Print the listing that follows, character for character.
======== DATA RECORDS
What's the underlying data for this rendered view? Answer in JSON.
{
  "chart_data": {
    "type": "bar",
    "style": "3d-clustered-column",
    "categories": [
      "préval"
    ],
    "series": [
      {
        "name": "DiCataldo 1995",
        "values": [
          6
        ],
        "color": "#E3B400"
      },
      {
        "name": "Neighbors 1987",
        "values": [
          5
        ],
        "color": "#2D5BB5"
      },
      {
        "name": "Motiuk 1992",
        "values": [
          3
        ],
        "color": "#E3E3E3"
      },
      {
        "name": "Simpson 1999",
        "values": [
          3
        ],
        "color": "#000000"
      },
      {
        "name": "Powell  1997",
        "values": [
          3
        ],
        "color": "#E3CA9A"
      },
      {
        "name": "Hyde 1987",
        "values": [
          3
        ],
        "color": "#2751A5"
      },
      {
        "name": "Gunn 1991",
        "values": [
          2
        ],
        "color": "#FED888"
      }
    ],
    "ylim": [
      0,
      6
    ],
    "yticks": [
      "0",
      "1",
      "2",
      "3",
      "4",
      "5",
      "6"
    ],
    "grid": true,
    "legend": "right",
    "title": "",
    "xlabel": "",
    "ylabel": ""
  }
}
================
◆ TASK OUTPUT ◆
What's the underlying data for this rendered view? Answer in JSON.
{
  "chart_data": {
    "type": "bar",
    "style": "3d-clustered-column",
    "categories": [
      "préval"
    ],
    "series": [
      {
        "name": "DiCataldo 1995",
        "values": [
          6
        ],
        "color": "#E3B400"
      },
      {
        "name": "Neighbors 1987",
        "values": [
          5
        ],
        "color": "#2D5BB5"
      },
      {
        "name": "Motiuk 1992",
        "values": [
          3
        ],
        "color": "#E3E3E3"
      },
      {
        "name": "Simpson 1999",
        "values": [
          3
        ],
        "color": "#000000"
      },
      {
        "name": "Powell  1997",
        "values": [
          3
        ],
        "color": "#E3CA9A"
      },
      {
        "name": "Hyde 1987",
        "values": [
          3
        ],
        "color": "#2751A5"
      },
      {
        "name": "Gunn 1991",
        "values": [
          2
        ],
        "color": "#FED888"
      }
    ],
    "ylim": [
      0,
      6
    ],
    "yticks": [
      "0",
      "1",
      "2",
      "3",
      "4",
      "5",
      "6"
    ],
    "grid": true,
    "legend": "right",
    "title": "",
    "xlabel": "",
    "ylabel": ""
  }
}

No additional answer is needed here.